→ **Written instruction**
Take the records underneath and set them down exactly.

→ **Figure content listings**
# # # # # # #

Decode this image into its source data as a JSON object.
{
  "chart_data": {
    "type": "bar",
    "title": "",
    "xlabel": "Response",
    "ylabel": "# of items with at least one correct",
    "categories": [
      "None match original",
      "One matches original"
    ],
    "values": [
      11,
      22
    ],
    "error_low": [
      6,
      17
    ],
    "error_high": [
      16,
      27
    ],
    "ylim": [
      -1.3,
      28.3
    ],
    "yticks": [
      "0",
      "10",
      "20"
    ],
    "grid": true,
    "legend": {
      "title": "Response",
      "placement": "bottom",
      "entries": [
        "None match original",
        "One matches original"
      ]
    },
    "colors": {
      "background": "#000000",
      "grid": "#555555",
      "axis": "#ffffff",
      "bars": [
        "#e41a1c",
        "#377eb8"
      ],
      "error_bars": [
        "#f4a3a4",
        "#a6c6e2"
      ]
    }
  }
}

# # # # # # #

→ **Output of the exercise**
Decode this image into its source data as a JSON object.
{
  "chart_data": {
    "type": "bar",
    "title": "",
    "xlabel": "Response",
    "ylabel": "# of items with at least one correct",
    "categories": [
      "None match original",
      "One matches original"
    ],
    "values": [
      11,
      22
    ],
    "error_low": [
      6,
      17
    ],
    "error_high": [
      16,
      27
    ],
    "ylim": [
      -1.3,
      28.3
    ],
    "yticks": [
      "0",
      "10",
      "20"
    ],
    "grid": true,
    "legend": {
      "title": "Response",
      "placement": "bottom",
      "entries": [
        "None match original",
        "One matches original"
      ]
    },
    "colors": {
      "background": "#000000",
      "grid": "#555555",
      "axis": "#ffffff",
      "bars": [
        "#e41a1c",
        "#377eb8"
      ],
      "error_bars": [
        "#f4a3a4",
        "#a6c6e2"
      ]
    }
  }
}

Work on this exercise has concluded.